BEGIN Supplied entries
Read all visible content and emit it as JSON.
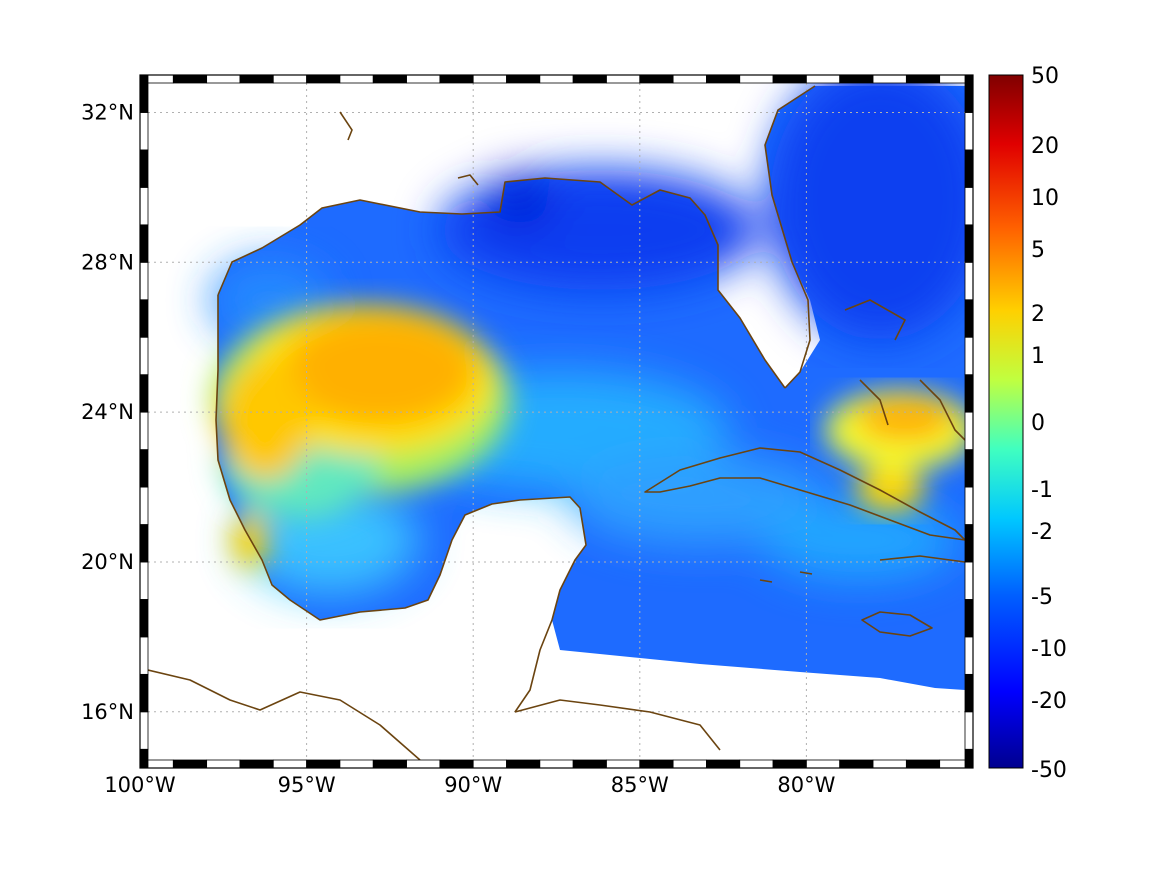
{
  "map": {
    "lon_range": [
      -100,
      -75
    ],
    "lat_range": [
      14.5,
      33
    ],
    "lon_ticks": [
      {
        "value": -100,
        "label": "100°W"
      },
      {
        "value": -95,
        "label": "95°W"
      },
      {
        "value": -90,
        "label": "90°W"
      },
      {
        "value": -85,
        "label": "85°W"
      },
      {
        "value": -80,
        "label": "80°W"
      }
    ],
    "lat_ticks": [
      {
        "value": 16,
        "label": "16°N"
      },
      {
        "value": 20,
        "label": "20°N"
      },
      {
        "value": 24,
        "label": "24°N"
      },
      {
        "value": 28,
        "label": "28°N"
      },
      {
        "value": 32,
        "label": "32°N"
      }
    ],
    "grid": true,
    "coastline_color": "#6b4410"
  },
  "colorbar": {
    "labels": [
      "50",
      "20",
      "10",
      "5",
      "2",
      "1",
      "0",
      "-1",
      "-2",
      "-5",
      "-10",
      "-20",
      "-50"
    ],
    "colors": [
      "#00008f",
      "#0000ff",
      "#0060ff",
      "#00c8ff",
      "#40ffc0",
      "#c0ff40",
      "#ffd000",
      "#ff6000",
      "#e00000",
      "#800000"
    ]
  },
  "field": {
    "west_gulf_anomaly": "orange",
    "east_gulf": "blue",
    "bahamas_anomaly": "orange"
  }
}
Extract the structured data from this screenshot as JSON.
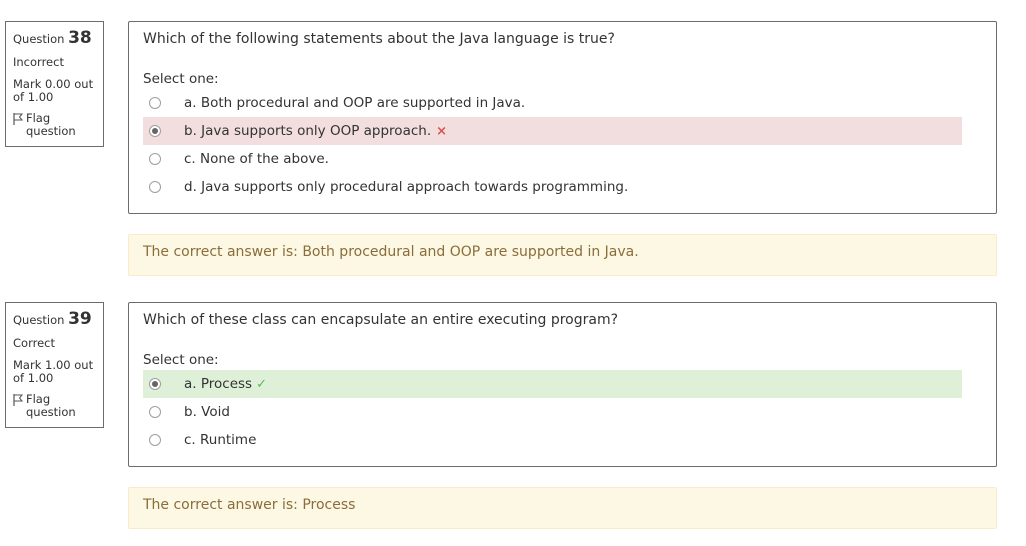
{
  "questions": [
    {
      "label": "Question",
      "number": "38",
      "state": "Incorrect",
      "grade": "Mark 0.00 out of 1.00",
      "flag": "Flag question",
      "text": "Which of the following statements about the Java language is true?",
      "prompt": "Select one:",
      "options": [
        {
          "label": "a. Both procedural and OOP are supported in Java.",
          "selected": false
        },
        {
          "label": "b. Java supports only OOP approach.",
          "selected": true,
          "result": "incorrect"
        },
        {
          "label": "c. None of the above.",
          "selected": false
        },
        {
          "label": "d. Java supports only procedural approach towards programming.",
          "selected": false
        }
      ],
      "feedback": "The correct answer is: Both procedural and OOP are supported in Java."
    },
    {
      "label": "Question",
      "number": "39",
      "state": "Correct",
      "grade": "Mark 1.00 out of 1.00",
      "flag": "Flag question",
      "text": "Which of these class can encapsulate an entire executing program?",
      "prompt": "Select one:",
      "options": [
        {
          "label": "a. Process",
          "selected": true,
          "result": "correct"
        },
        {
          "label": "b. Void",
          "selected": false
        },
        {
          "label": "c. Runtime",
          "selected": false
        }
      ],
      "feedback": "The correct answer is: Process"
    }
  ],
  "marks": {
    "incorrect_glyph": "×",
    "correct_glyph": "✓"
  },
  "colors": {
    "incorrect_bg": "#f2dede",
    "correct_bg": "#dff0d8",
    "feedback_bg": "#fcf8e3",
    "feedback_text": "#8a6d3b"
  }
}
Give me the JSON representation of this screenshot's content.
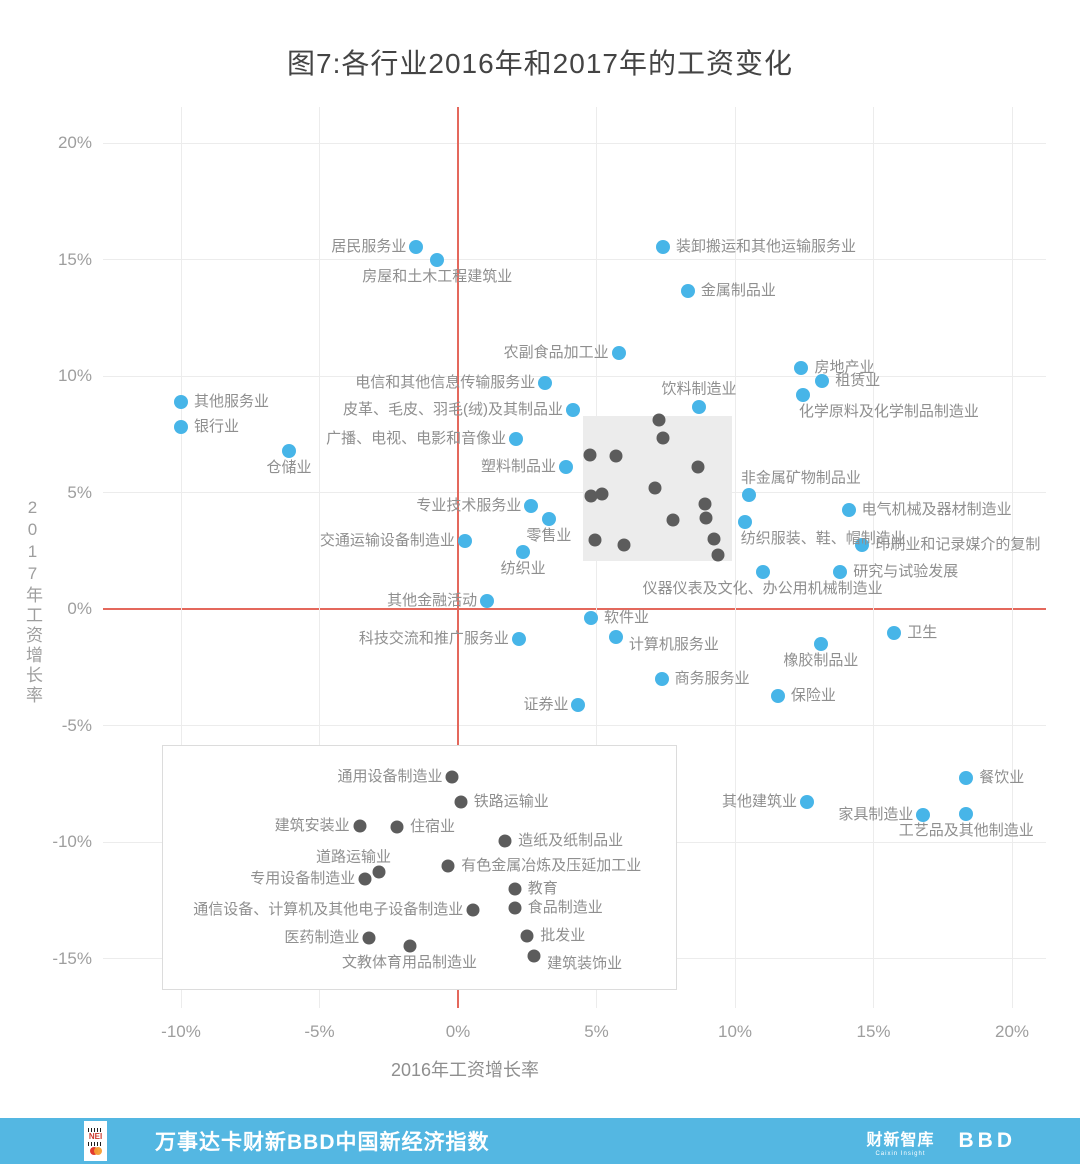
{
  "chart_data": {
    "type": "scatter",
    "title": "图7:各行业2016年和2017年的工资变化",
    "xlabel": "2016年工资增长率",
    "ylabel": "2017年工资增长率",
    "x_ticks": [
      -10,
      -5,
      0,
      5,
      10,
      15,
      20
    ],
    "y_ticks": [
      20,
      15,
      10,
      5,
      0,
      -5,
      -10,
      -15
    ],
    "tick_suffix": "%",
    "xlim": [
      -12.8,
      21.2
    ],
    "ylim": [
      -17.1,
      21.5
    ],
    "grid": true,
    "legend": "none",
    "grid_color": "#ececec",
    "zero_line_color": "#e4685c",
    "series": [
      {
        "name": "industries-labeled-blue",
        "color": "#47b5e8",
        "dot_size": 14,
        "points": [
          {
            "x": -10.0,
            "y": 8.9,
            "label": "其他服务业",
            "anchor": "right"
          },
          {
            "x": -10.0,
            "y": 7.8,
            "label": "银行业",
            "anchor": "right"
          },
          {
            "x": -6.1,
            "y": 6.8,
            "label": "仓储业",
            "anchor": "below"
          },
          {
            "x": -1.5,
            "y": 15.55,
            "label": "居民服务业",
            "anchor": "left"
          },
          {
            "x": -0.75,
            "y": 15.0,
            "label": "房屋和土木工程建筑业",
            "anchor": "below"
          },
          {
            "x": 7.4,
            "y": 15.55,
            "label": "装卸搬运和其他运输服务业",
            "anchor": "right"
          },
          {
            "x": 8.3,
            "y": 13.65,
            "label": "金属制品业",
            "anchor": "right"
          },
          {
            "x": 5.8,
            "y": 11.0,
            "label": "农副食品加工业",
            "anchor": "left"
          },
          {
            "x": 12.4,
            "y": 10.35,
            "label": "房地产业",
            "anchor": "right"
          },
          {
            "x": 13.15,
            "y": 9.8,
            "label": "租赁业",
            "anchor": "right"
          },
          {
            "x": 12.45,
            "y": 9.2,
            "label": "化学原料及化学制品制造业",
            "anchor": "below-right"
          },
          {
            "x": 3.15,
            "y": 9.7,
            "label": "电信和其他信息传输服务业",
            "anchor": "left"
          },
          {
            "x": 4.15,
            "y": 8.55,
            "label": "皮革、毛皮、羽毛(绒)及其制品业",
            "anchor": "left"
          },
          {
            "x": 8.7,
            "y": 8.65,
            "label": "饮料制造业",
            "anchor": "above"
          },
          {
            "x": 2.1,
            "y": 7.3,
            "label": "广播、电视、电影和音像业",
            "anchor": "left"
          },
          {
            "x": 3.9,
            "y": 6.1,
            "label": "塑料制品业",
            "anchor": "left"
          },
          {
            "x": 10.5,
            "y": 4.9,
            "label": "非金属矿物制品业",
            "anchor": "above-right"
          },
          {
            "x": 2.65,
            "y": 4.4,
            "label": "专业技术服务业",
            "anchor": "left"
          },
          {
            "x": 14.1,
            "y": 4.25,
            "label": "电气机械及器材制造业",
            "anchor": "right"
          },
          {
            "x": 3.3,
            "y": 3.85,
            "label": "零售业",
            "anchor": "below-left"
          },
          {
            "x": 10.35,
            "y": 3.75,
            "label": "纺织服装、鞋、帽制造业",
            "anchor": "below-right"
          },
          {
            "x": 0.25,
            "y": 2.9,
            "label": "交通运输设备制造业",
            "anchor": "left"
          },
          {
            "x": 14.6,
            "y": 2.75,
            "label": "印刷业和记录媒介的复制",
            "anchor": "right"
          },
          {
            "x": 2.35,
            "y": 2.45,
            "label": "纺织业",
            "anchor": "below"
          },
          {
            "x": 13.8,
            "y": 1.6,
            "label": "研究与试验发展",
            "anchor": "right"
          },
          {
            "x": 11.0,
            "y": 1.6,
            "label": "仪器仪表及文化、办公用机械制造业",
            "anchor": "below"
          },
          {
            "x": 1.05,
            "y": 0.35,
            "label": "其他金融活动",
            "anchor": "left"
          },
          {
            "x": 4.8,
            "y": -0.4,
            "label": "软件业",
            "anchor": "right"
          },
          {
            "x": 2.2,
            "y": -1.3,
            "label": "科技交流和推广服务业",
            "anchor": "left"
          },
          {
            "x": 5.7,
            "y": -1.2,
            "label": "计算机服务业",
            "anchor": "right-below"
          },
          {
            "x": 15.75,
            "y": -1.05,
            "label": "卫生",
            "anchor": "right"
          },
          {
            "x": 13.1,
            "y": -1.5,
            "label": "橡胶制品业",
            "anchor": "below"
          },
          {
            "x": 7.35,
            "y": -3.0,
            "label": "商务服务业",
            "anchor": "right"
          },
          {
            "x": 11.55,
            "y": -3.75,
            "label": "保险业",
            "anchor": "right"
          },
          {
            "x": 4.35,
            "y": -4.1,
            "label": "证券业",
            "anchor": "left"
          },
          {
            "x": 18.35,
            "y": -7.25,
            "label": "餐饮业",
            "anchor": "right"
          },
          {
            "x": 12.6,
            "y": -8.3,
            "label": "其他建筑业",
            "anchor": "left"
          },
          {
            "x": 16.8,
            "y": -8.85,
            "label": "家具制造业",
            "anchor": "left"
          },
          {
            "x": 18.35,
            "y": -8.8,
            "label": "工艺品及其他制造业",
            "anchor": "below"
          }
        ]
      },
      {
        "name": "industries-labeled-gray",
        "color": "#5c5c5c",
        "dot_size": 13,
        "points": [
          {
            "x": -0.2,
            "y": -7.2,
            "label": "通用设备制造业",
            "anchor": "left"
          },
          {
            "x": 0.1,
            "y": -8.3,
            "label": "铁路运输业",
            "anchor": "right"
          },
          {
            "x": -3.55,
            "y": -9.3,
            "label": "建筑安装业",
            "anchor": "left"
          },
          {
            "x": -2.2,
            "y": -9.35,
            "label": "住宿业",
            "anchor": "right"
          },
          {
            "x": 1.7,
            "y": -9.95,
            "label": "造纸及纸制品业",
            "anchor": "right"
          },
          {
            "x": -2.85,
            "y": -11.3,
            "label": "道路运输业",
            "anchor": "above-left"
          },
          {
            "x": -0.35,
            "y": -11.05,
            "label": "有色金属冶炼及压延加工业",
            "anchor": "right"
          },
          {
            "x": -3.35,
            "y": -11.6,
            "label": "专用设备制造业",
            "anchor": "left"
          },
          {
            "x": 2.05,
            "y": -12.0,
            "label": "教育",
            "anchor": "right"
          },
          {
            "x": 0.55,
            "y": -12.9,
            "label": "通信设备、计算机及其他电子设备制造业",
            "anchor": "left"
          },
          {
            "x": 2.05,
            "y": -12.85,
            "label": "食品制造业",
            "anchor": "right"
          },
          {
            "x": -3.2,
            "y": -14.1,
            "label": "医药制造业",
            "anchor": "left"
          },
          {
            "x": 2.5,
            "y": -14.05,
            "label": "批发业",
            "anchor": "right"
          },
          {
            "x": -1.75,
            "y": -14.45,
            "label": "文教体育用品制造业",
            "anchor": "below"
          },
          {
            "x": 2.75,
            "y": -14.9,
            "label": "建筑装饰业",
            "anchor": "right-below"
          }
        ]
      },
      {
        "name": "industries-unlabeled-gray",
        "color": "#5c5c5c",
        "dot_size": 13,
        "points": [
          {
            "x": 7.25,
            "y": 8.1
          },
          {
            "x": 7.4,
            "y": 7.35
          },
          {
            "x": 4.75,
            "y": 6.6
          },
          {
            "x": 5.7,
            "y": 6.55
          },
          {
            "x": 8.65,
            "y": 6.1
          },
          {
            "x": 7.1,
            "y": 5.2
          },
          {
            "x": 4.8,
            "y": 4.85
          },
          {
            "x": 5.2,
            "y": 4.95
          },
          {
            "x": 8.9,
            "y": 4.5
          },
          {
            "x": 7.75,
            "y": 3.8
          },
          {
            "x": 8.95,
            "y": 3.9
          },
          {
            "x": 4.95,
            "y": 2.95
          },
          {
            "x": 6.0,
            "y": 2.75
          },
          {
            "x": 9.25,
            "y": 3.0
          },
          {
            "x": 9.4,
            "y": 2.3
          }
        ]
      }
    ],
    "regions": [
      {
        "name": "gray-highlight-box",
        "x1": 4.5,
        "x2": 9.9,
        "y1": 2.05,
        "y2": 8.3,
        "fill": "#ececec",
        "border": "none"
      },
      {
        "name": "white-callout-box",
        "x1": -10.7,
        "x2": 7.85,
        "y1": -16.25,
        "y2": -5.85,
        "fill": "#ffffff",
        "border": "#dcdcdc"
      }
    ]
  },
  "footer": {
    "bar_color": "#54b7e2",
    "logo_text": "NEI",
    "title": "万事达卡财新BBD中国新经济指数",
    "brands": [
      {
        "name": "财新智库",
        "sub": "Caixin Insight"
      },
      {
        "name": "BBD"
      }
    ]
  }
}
END Supplied entries
Exercise brief: Tally the lines of the listing that include "supported". Reply with nothing but the count.

Exercise answer: 2